#### [To do]
Look through the records below and collect all lines that hold the string "Remove".

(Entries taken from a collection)

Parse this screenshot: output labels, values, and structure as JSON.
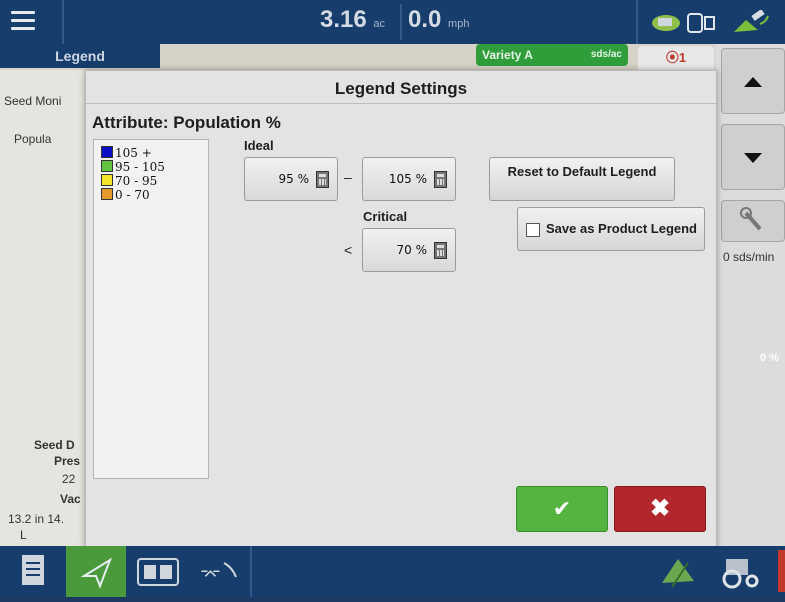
{
  "topbar": {
    "area_value": "3.16",
    "area_unit": "ac",
    "speed_value": "0.0",
    "speed_unit": "mph"
  },
  "background": {
    "legend_tab": "Legend",
    "variety_name": "Variety A",
    "variety_unit": "sds/ac",
    "count_badge": "⦿1",
    "left_peek_lines": [
      "Seed Moni",
      "Popula",
      "Seed D",
      "Pres",
      "22",
      "Vac",
      "13.2 in 14.",
      "L"
    ],
    "rate_text": "0 sds/min",
    "pct_text": "0 %"
  },
  "dialog": {
    "title": "Legend Settings",
    "attribute_label": "Attribute: Population %",
    "legend_items": [
      {
        "label": "105 +",
        "color": "#0a10c8"
      },
      {
        "label": "95 - 105",
        "color": "#63c23f"
      },
      {
        "label": "70 - 95",
        "color": "#f3e42a"
      },
      {
        "label": "0 - 70",
        "color": "#e49a2a"
      }
    ],
    "ideal_label": "Ideal",
    "ideal_low": "95 %",
    "dash": "–",
    "ideal_high": "105 %",
    "critical_label": "Critical",
    "less_than": "<",
    "critical_value": "70 %",
    "reset_button": "Reset to Default Legend",
    "save_checkbox": "Save as Product Legend",
    "ok_symbol": "✔",
    "cancel_symbol": "✖"
  },
  "colors": {
    "accent_green": "#54b43f",
    "cancel_red": "#b3262b",
    "bar_blue": "#173d6c"
  }
}
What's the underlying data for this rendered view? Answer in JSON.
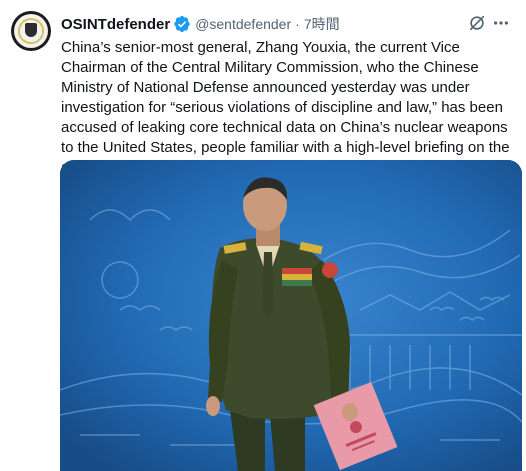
{
  "tweet": {
    "author_name": "OSINTdefender",
    "handle": "@sentdefender",
    "separator": "·",
    "time": "7時間",
    "verified_icon": "verified-badge-icon",
    "text": "China’s senior-most general, Zhang Youxia, the current Vice Chairman of the Central Military Commission, who the Chinese Ministry of National Defense announced yesterday was under investigation for “serious violations of discipline and law,” has been accused of leaking core technical data on China’s nuclear weapons to the United States, people familiar with a high-level briefing on the allegations told The Wall Street Journal."
  },
  "colors": {
    "verified": "#1d9bf0",
    "media_background": "#1f5fa3",
    "uniform": "#3d4a2c",
    "folder": "#e89aa8"
  }
}
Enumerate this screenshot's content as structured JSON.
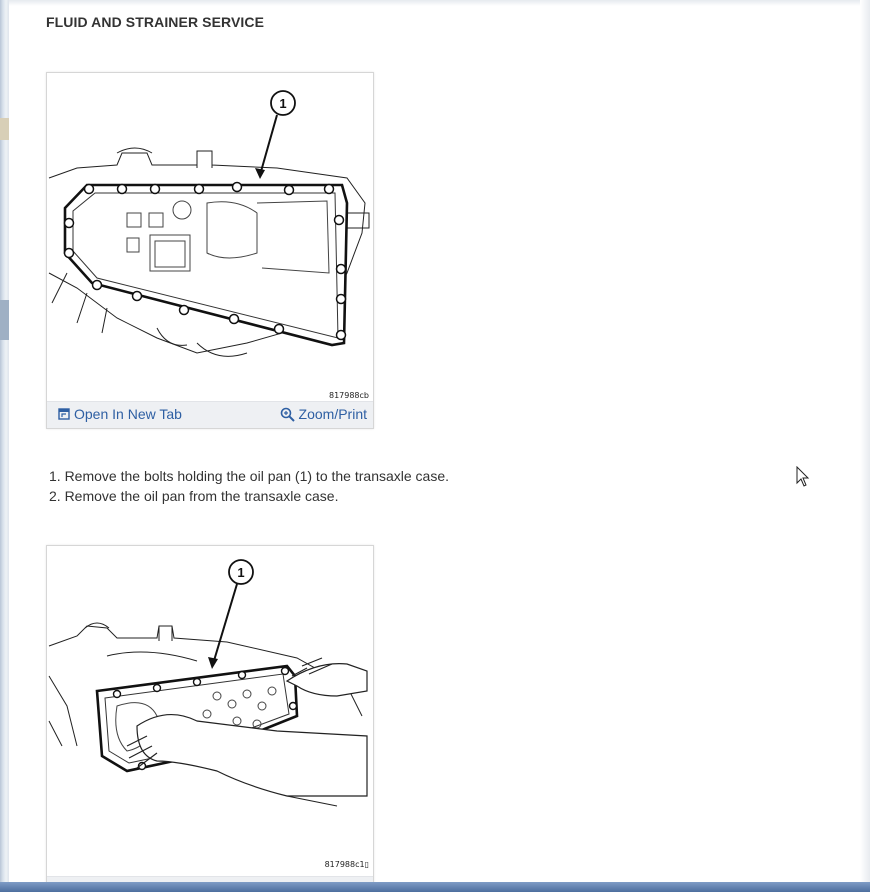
{
  "section": {
    "title": "FLUID AND STRAINER SERVICE"
  },
  "figures": [
    {
      "callout": "1",
      "code": "817988cb",
      "open_label": "Open In New Tab",
      "zoom_label": "Zoom/Print",
      "open_icon": "open-tab-icon",
      "zoom_icon": "magnifier-icon"
    },
    {
      "callout": "1",
      "code": "817988c1▯"
    }
  ],
  "steps": [
    "1. Remove the bolts holding the oil pan (1) to the transaxle case.",
    "2. Remove the oil pan from the transaxle case."
  ],
  "colors": {
    "link": "#2e5fa3",
    "bottom_bar": "#4d6e9e",
    "caption_bar": "#eef0f3"
  }
}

#### [Exercise answer]
    "1. Remove the bolts holding the oil pan (1) to the transaxle case.",
    "2. Remove the oil pan from the transaxle case."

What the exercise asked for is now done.